▶ INPUT RECORDS:
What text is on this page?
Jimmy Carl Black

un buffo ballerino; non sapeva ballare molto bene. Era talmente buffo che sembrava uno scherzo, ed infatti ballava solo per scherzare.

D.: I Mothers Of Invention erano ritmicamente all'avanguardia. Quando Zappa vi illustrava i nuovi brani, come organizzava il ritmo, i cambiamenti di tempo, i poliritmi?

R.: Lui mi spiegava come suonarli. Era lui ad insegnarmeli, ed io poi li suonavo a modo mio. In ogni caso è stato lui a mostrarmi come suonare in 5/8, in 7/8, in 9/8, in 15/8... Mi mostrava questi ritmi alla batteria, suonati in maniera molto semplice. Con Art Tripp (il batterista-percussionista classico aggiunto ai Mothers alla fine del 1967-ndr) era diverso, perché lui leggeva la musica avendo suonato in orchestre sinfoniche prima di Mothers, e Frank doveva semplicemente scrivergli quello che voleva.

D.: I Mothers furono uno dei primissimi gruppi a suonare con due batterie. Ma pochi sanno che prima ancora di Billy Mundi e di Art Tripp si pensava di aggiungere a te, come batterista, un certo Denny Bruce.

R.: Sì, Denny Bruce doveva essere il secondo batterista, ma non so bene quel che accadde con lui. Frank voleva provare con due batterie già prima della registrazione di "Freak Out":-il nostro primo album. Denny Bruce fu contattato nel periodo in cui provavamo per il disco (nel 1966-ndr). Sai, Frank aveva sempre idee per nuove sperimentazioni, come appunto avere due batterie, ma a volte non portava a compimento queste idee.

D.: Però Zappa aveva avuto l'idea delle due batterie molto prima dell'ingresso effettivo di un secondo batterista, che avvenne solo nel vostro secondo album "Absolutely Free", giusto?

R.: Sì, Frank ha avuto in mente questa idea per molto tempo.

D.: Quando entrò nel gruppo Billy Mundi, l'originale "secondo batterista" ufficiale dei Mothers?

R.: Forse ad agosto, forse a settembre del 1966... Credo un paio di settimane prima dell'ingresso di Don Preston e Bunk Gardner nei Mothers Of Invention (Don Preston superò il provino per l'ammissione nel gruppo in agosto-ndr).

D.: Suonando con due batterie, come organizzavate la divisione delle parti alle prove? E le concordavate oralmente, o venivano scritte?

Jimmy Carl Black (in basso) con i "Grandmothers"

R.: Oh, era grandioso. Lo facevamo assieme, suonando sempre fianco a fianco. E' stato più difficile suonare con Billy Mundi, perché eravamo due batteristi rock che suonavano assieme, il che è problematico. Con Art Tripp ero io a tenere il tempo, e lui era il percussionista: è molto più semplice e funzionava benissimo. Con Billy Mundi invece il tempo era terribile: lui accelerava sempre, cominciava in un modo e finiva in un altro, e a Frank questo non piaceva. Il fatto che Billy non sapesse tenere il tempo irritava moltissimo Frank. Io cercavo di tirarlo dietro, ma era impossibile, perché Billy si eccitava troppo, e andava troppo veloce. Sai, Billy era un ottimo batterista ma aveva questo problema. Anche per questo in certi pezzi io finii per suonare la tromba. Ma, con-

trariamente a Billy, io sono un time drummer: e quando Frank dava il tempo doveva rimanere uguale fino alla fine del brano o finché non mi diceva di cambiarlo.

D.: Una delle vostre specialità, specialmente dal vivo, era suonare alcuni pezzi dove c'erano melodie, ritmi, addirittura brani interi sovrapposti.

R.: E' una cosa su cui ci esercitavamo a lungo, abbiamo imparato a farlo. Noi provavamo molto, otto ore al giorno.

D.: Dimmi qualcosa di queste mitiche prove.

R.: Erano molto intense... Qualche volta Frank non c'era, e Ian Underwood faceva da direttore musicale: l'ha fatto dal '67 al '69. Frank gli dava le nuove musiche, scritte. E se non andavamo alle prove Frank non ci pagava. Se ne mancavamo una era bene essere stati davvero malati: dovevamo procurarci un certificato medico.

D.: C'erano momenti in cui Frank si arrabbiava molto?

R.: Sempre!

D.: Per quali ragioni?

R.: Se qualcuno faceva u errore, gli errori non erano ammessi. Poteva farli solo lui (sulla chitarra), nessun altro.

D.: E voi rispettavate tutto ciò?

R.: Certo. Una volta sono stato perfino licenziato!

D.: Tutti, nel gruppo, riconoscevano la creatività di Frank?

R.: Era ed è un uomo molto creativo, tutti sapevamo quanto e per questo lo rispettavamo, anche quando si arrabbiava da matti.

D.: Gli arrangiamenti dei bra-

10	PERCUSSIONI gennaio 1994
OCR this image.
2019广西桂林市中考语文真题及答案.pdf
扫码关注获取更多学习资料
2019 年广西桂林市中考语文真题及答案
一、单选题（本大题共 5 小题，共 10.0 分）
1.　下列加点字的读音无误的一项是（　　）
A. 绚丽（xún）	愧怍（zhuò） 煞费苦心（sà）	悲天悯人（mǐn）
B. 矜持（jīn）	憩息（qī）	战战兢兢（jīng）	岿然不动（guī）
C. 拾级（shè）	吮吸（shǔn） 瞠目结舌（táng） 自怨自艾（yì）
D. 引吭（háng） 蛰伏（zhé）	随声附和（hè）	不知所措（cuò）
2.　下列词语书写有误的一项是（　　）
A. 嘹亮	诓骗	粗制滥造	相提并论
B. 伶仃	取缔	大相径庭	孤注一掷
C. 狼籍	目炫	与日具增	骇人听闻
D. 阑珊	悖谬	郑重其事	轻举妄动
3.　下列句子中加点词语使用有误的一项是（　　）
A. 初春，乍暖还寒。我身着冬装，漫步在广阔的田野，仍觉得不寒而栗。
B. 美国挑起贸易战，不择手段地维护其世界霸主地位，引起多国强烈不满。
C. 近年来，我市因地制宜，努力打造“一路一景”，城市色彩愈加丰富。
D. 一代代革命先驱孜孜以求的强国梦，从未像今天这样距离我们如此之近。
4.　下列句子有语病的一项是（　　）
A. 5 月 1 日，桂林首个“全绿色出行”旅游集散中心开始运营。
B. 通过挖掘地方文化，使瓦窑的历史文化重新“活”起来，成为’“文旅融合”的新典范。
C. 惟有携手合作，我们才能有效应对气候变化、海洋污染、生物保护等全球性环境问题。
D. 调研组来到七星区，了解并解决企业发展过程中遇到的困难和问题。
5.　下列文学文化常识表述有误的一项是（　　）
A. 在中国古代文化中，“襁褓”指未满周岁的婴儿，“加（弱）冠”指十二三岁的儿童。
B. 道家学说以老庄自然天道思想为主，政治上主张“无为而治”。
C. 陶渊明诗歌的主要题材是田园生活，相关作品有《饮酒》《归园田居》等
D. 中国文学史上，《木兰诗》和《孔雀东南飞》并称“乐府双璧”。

▶ WHAT TO WORK ON:
Identify the lines of the entries containing the string "perché". Copy each such line.

▶ TASK SOLUTION:
R.: Lui mi spiegava come suonarli. Era lui ad insegnarmeli, ed io poi li suonavo a modo mio. In ogni caso è stato lui a mostrarmi come suonare in 5/8, in 7/8, in 9/8, in 15/8... Mi mostrava questi ritmi alla batteria, suonati in maniera molto semplice. Con Art Tripp (il batterista-percussionista classico aggiunto ai Mothers alla fine del 1967-ndr) era diverso, perché lui leggeva la musica avendo suonato in orchestre sinfoniche prima di Mothers, e Frank doveva semplicemente scrivergli quello che voleva.
R.: Oh, era grandioso. Lo facevamo assieme, suonando sempre fianco a fianco. E' stato più difficile suonare con Billy Mundi, perché eravamo due batteristi rock che suonavano assieme, il che è problematico. Con Art Tripp ero io a tenere il tempo, e lui era il percussionista: è molto più semplice e funzionava benissimo. Con Billy Mundi invece il tempo era terribile: lui accelerava sempre, cominciava in un modo e finiva in un altro, e a Frank questo non piaceva. Il fatto che Billy non sapesse tenere il tempo irritava moltissimo Frank. Io cercavo di tirarlo dietro, ma era impossibile, perché Billy si eccitava troppo, e andava troppo veloce. Sai, Billy era un ottimo batterista ma aveva questo problema. Anche per questo in certi pezzi io finii per suonare la tromba. Ma, con-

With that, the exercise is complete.